▶ [DATA SECTION]:
## Start

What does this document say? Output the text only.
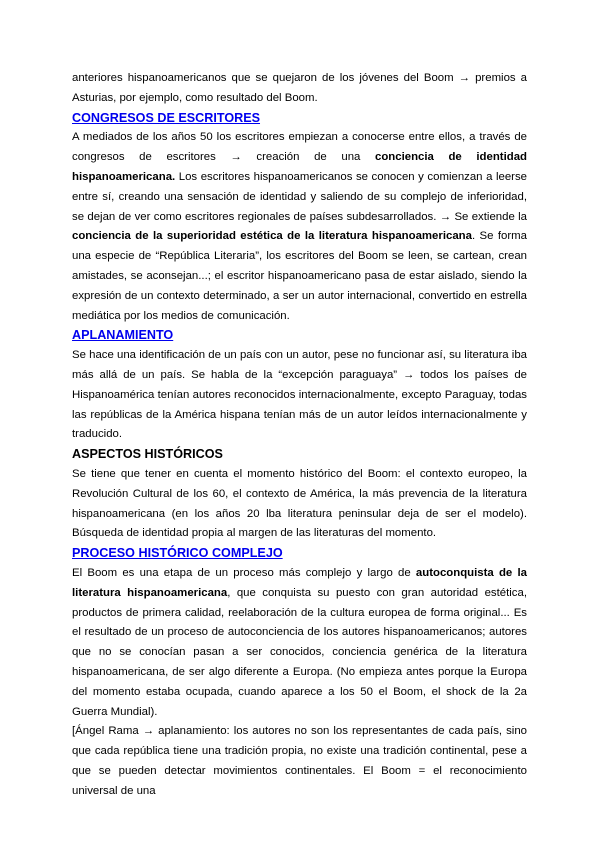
anteriores hispanoamericanos que se quejaron de los jóvenes del Boom → premios a Asturias, por ejemplo, como resultado del Boom.

CONGRESOS DE ESCRITORES

A mediados de los años 50 los escritores empiezan a conocerse entre ellos, a través de congresos de escritores → creación de una conciencia de identidad hispanoamericana. Los escritores hispanoamericanos se conocen y comienzan a leerse entre sí, creando una sensación de identidad y saliendo de su complejo de inferioridad, se dejan de ver como escritores regionales de países subdesarrollados. → Se extiende la conciencia de la superioridad estética de la literatura hispanoamericana. Se forma una especie de “República Literaria”, los escritores del Boom se leen, se cartean, crean amistades, se aconsejan...; el escritor hispanoamericano pasa de estar aislado, siendo la expresión de un contexto determinado, a ser un autor internacional, convertido en estrella mediática por los medios de comunicación.

APLANAMIENTO

Se hace una identificación de un país con un autor, pese no funcionar así, su literatura iba más allá de un país. Se habla de la “excepción paraguaya” → todos los países de Hispanoamérica tenían autores reconocidos internacionalmente, excepto Paraguay, todas las repúblicas de la América hispana tenían más de un autor leídos internacionalmente y traducido.

ASPECTOS HISTÓRICOS

Se tiene que tener en cuenta el momento histórico del Boom: el contexto europeo, la Revolución Cultural de los 60, el contexto de América, la más prevencia de la literatura hispanoamericana (en los años 20 lba literatura peninsular deja de ser el modelo). Búsqueda de identidad propia al margen de las literaturas del momento.

PROCESO HISTÓRICO COMPLEJO

El Boom es una etapa de un proceso más complejo y largo de autoconquista de la literatura hispanoamericana, que conquista su puesto con gran autoridad estética, productos de primera calidad, reelaboración de la cultura europea de forma original... Es el resultado de un proceso de autoconciencia de los autores hispanoamericanos; autores que no se conocían pasan a ser conocidos, conciencia genérica de la literatura hispanoamericana, de ser algo diferente a Europa. (No empieza antes porque la Europa del momento estaba ocupada, cuando aparece a los 50 el Boom, el shock de la 2a Guerra Mundial).

[Ángel Rama → aplanamiento: los autores no son los representantes de cada país, sino que cada república tiene una tradición propia, no existe una tradición continental, pese a que se pueden detectar movimientos continentales. El Boom = el reconocimiento universal de una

## End

▶ [YOUR INSTRUCTIONS]:
Write out the listing above exactly as it stands, pictures excluded.

▶ [FINAL ANSWER]:
What does this document say? Output the text only.
anteriores hispanoamericanos que se quejaron de los jóvenes del Boom → premios a Asturias, por ejemplo, como resultado del Boom.

CONGRESOS DE ESCRITORES

A mediados de los años 50 los escritores empiezan a conocerse entre ellos, a través de congresos de escritores → creación de una conciencia de identidad hispanoamericana. Los escritores hispanoamericanos se conocen y comienzan a leerse entre sí, creando una sensación de identidad y saliendo de su complejo de inferioridad, se dejan de ver como escritores regionales de países subdesarrollados. → Se extiende la conciencia de la superioridad estética de la literatura hispanoamericana. Se forma una especie de “República Literaria”, los escritores del Boom se leen, se cartean, crean amistades, se aconsejan...; el escritor hispanoamericano pasa de estar aislado, siendo la expresión de un contexto determinado, a ser un autor internacional, convertido en estrella mediática por los medios de comunicación.

APLANAMIENTO

Se hace una identificación de un país con un autor, pese no funcionar así, su literatura iba más allá de un país. Se habla de la “excepción paraguaya” → todos los países de Hispanoamérica tenían autores reconocidos internacionalmente, excepto Paraguay, todas las repúblicas de la América hispana tenían más de un autor leídos internacionalmente y traducido.

ASPECTOS HISTÓRICOS

Se tiene que tener en cuenta el momento histórico del Boom: el contexto europeo, la Revolución Cultural de los 60, el contexto de América, la más prevencia de la literatura hispanoamericana (en los años 20 lba literatura peninsular deja de ser el modelo). Búsqueda de identidad propia al margen de las literaturas del momento.

PROCESO HISTÓRICO COMPLEJO

El Boom es una etapa de un proceso más complejo y largo de autoconquista de la literatura hispanoamericana, que conquista su puesto con gran autoridad estética, productos de primera calidad, reelaboración de la cultura europea de forma original... Es el resultado de un proceso de autoconciencia de los autores hispanoamericanos; autores que no se conocían pasan a ser conocidos, conciencia genérica de la literatura hispanoamericana, de ser algo diferente a Europa. (No empieza antes porque la Europa del momento estaba ocupada, cuando aparece a los 50 el Boom, el shock de la 2a Guerra Mundial).

[Ángel Rama → aplanamiento: los autores no son los representantes de cada país, sino que cada república tiene una tradición propia, no existe una tradición continental, pese a que se pueden detectar movimientos continentales. El Boom = el reconocimiento universal de una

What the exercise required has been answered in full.